*Exercise requirements:* Give nothing except the number of lines containing the word "Восточная".

+--

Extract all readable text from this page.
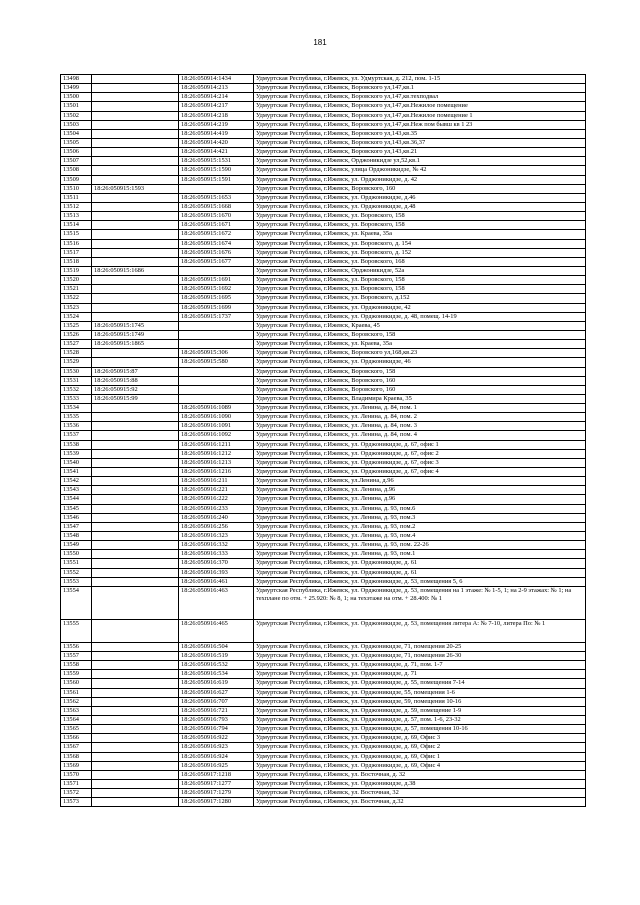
181
13498		18:26:050914:1434	Удмуртская Республика, г.Ижевск, ул. Удмуртская, д. 212, пом. 1-15
13499		18:26:050914:213	Удмуртская Республика, г.Ижевск, Воровского ул,147,кв.1
13500		18:26:050914:214	Удмуртская Республика, г.Ижевск, Воровского ул,147,кв.техподвал
13501		18:26:050914:217	Удмуртская Республика, г.Ижевск, Воровского ул,147,кв.Нежилое помещение
13502		18:26:050914:218	Удмуртская Республика, г.Ижевск, Воровского ул,147,кв.Нежилое помещение 1
13503		18:26:050914:219	Удмуртская Республика, г.Ижевск, Воровского ул,147,кв.Неж пом бывш кв 1 23
13504		18:26:050914:419	Удмуртская Республика, г.Ижевск, Воровского ул,143,кв.35
13505		18:26:050914:420	Удмуртская Республика, г.Ижевск, Воровского ул,143,кв.36,37
13506		18:26:050914:421	Удмуртская Республика, г.Ижевск, Воровского ул,143,кв.21
13507		18:26:050915:1531	Удмуртская Республика, г.Ижевск, Орджоникидзе ул,52,кв.1
13508		18:26:050915:1590	Удмуртская Республика, г.Ижевск, улица Орджоникидзе, № 42
13509		18:26:050915:1591	Удмуртская Республика, г.Ижевск, ул. Орджоникидзе, д. 42
13510	18:26:050915:1593		Удмуртская Республика, г.Ижевск, Воровского, 160
13511		18:26:050915:1653	Удмуртская Республика, г.Ижевск, ул. Орджоникидзе, д.46
13512		18:26:050915:1668	Удмуртская Республика, г.Ижевск, ул. Орджоникидзе, д.48
13513		18:26:050915:1670	Удмуртская Республика, г.Ижевск, ул. Воровского, 158
13514		18:26:050915:1671	Удмуртская Республика, г.Ижевск, ул. Воровского, 158
13515		18:26:050915:1672	Удмуртская Республика, г.Ижевск, ул. Краева, 35а
13516		18:26:050915:1674	Удмуртская Республика, г.Ижевск, ул. Воровского, д. 154
13517		18:26:050915:1676	Удмуртская Республика, г.Ижевск, ул. Воровского, д. 152
13518		18:26:050915:1677	Удмуртская Республика, г.Ижевск, ул. Воровского, 168
13519	18:26:050915:1686		Удмуртская Республика, г.Ижевск, Орджоникидзе, 52а
13520		18:26:050915:1691	Удмуртская Республика, г.Ижевск, ул. Воровского, 158
13521		18:26:050915:1692	Удмуртская Республика, г.Ижевск, ул. Воровского, 158
13522		18:26:050915:1695	Удмуртская Республика, г.Ижевск, ул. Воровского, д.152
13523		18:26:050915:1699	Удмуртская Республика, г.Ижевск, ул. Орджоникидзе, 42
13524		18:26:050915:1737	Удмуртская Республика, г.Ижевск, ул. Орджоникидзе, д. 48, помещ. 14-19
13525	18:26:050915:1745		Удмуртская Республика, г.Ижевск, Краева, 45
13526	18:26:050915:1749		Удмуртская Республика, г.Ижевск, Воровского, 158
13527	18:26:050915:1865		Удмуртская Республика, г.Ижевск, ул. Краева, 35а
13528		18:26:050915:306	Удмуртская Республика, г.Ижевск, Воровского ул,168,кв.23
13529		18:26:050915:580	Удмуртская Республика, г.Ижевск, ул. Орджоникидзе, 46
13530	18:26:050915:87		Удмуртская Республика, г.Ижевск, Воровского, 158
13531	18:26:050915:88		Удмуртская Республика, г.Ижевск, Воровского, 160
13532	18:26:050915:92		Удмуртская Республика, г.Ижевск, Воровского, 160
13533	18:26:050915:99		Удмуртская Республика, г.Ижевск, Владимира Краева, 35
13534		18:26:050916:1089	Удмуртская Республика, г.Ижевск, ул. Ленина, д. 84, пом. 1
13535		18:26:050916:1090	Удмуртская Республика, г.Ижевск, ул. Ленина, д. 84, пом. 2
13536		18:26:050916:1091	Удмуртская Республика, г.Ижевск, ул. Ленина, д. 84, пом. 3
13537		18:26:050916:1092	Удмуртская Республика, г.Ижевск, ул. Ленина, д. 84, пом. 4
13538		18:26:050916:1211	Удмуртская Республика, г.Ижевск, ул. Орджоникидзе, д. 67, офис 1
13539		18:26:050916:1212	Удмуртская Республика, г.Ижевск, ул. Орджоникидзе, д. 67, офис 2
13540		18:26:050916:1213	Удмуртская Республика, г.Ижевск, ул. Орджоникидзе, д. 67, офис 3
13541		18:26:050916:1216	Удмуртская Республика, г.Ижевск, ул. Орджоникидзе, д. 67, офис 4
13542		18:26:050916:211	Удмуртская Республика, г.Ижевск, ул.Ленина, д.96
13543		18:26:050916:221	Удмуртская Республика, г.Ижевск, ул. Ленина, д.96
13544		18:26:050916:222	Удмуртская Республика, г.Ижевск, ул. Ленина, д.96
13545		18:26:050916:233	Удмуртская Республика, г.Ижевск, ул. Ленина, д. 93, пом.6
13546		18:26:050916:240	Удмуртская Республика, г.Ижевск, ул. Ленина, д. 93, пом.3
13547		18:26:050916:256	Удмуртская Республика, г.Ижевск, ул. Ленина, д. 93, пом.2
13548		18:26:050916:323	Удмуртская Республика, г.Ижевск, ул. Ленина, д. 93, пом.4
13549		18:26:050916:332	Удмуртская Республика, г.Ижевск, ул. Ленина, д. 93, пом. 22-26
13550		18:26:050916:333	Удмуртская Республика, г.Ижевск, ул. Ленина, д. 93, пом.1
13551		18:26:050916:370	Удмуртская Республика, г.Ижевск, ул. Орджоникидзе, д. 61
13552		18:26:050916:393	Удмуртская Республика, г.Ижевск, ул. Орджоникидзе, д. 61
13553		18:26:050916:461	Удмуртская Республика, г.Ижевск, ул. Орджоникидзе, д. 53, помещения 5, 6
13554		18:26:050916:463	Удмуртская Республика, г.Ижевск, ул. Орджоникидзе, д. 53, помещения на 1 этаже: № 1-5, 1; на 2-9 этажах: № 1; на техплане по отм. + 25.920: № 8, 1; на техэтаже на отм. + 28.400: № 1
13555		18:26:050916:465	Удмуртская Республика, г.Ижевск, ул. Орджоникидзе, д. 53, помещения литера А: № 7-10, литера По: № 1
13556		18:26:050916:504	Удмуртская Республика, г.Ижевск, ул. Орджоникидзе, 71, помещения 20-25
13557		18:26:050916:519	Удмуртская Республика, г.Ижевск, ул. Орджоникидзе, 71, помещения 26-30
13558		18:26:050916:532	Удмуртская Республика, г.Ижевск, ул. Орджоникидзе, д. 71, пом. 1-7
13559		18:26:050916:534	Удмуртская Республика, г.Ижевск, ул. Орджоникидзе, д. 71
13560		18:26:050916:619	Удмуртская Республика, г.Ижевск, ул. Орджоникидзе, д. 55, помещения 7-14
13561		18:26:050916:627	Удмуртская Республика, г.Ижевск, ул. Орджоникидзе, 55, помещения 1-6
13562		18:26:050916:707	Удмуртская Республика, г.Ижевск, ул. Орджоникидзе, 59, помещения 10-16
13563		18:26:050916:721	Удмуртская Республика, г.Ижевск, ул. Орджоникидзе, д. 59, помещение 1-9
13564		18:26:050916:793	Удмуртская Республика, г.Ижевск, ул. Орджоникидзе, д. 57, пом. 1-6, 23-32
13565		18:26:050916:794	Удмуртская Республика, г.Ижевск, ул. Орджоникидзе, д. 57, помещения 10-16
13566		18:26:050916:922	Удмуртская Республика, г.Ижевск, ул. Орджоникидзе, д. 69, Офис 3
13567		18:26:050916:923	Удмуртская Республика, г.Ижевск, ул. Орджоникидзе, д. 69, Офис 2
13568		18:26:050916:924	Удмуртская Республика, г.Ижевск, ул. Орджоникидзе, д. 69, Офис 1
13569		18:26:050916:925	Удмуртская Республика, г.Ижевск, ул. Орджоникидзе, д. 69, Офис 4
13570		18:26:050917:1218	Удмуртская Республика, г.Ижевск, ул. Восточная, д. 32
13571		18:26:050917:1277	Удмуртская Республика, г.Ижевск, ул. Орджоникидзе, д.38
13572		18:26:050917:1279	Удмуртская Республика, г.Ижевск, ул. Восточная, 32
13573		18:26:050917:1280	Удмуртская Республика, г.Ижевск, ул. Восточная, д.32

+--

*Task output:* 3